**Task instructions**
Carry forward the passage on whether psi is a consistent phenomenon, picking up at the point where it ends.

**Passage to read**
- - - - -
Is Psi a Consistent Phenomenon?
I think that it is very interesting to examine whether psi seems to
be a consistent phenomena, and Radin makes some remarks about this. For example
in connection with experiments where a person is trying to influence the
tossing of a die or a RNG, Radin notes that (page 141):
However
I fail to see why we should expect the same effect sizes in these two types of
experiment. A RNG is, after all, radically different from a die. But let’s humour
Radin and accept that we should expect similar effect sizes in different
experiments. If we do this it seems extremely odd that the Superbowl field
consciousness experiment gets results that have odds nearly 100 times lower
than the 1995 Academy Awards field consciousness experiment, and why is the
1996 Academy Awards field consciousness experiment results also much lower than
those from 1995?
In connection with an
experiment where RNG data was recorded during an Olympics opening ceremony,
Radin states that all of the ceremony were of high interest, but nevertheless
the odds were very low in the first half of the broadcast, while in the O.J.
- - - - -
**Provided information**
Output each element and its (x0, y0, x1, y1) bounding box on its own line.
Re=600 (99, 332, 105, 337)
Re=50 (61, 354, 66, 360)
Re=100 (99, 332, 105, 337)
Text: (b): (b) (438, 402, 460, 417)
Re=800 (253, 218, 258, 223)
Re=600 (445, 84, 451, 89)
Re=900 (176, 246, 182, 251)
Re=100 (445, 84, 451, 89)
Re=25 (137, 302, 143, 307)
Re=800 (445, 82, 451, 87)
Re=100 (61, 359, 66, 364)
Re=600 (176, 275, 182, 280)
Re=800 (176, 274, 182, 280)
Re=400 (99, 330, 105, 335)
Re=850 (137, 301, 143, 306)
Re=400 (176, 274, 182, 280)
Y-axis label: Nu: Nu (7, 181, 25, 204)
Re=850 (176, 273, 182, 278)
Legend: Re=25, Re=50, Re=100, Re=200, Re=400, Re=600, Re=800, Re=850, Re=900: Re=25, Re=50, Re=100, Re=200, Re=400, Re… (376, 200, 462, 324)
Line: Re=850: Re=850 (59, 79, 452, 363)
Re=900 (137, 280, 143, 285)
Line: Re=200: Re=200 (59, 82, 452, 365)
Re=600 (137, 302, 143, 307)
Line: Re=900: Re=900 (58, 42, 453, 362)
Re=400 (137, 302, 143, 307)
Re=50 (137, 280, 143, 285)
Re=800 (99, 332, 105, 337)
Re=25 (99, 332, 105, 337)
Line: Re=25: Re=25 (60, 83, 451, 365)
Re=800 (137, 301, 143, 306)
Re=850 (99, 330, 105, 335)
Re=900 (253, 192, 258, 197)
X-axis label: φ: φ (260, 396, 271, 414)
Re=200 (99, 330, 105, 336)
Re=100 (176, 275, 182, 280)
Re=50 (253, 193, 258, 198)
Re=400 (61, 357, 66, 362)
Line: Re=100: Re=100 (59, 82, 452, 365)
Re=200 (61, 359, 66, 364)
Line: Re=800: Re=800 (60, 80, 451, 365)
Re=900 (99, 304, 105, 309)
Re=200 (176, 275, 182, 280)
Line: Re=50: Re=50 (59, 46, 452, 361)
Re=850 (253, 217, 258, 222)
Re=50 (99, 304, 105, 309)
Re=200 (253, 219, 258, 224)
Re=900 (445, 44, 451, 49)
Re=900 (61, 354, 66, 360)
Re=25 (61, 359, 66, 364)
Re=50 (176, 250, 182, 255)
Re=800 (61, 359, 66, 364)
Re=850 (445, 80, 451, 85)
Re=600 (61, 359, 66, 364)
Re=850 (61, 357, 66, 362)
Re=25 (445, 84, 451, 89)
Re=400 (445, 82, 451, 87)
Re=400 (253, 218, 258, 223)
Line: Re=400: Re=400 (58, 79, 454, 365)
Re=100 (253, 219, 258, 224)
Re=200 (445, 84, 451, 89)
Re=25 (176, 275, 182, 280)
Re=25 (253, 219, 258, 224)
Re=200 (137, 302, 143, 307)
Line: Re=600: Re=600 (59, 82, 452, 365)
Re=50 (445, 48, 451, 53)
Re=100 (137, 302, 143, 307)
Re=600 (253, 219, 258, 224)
- - - - -
**Exercise result**
Simpson experiment significant results are argued to be achieved at once. Why
does it take two hours to obtain really unlikely results in the Olympics
experiment, while they were obtained instantaneously in the O.J. Simpson
experiment?
Similarly
the fact that the odds change between high and low interest periods in the
Academy Awards experiment seems to indicate that results should be immediate,
but as mentioned this isn’t the case for the Olympics experiment. And why don’t the odds drop to chance levels at once after
the ceremony ends, when this seems to happen in the other experiments?
We can also compare the results from the Superbowl experiments with
the Olympics experiment. In the Superbowl experiment very low odds are
obtained. Radin states that this is because there really aren’t very big
differences between high and low interest periods during a Superbowl broadcast, because it is fast moving all
the time and even the commercials are supposedly interesting.
So we can conclude that if everything is interesting then large odds won’t be
obtained. In the Olympics broadcast, however, all of the broadcast is deemed to
be interesting, but very large odds are obtained nevertheless.
Why doesn’t Radin point out that these results seem to be inconsistent?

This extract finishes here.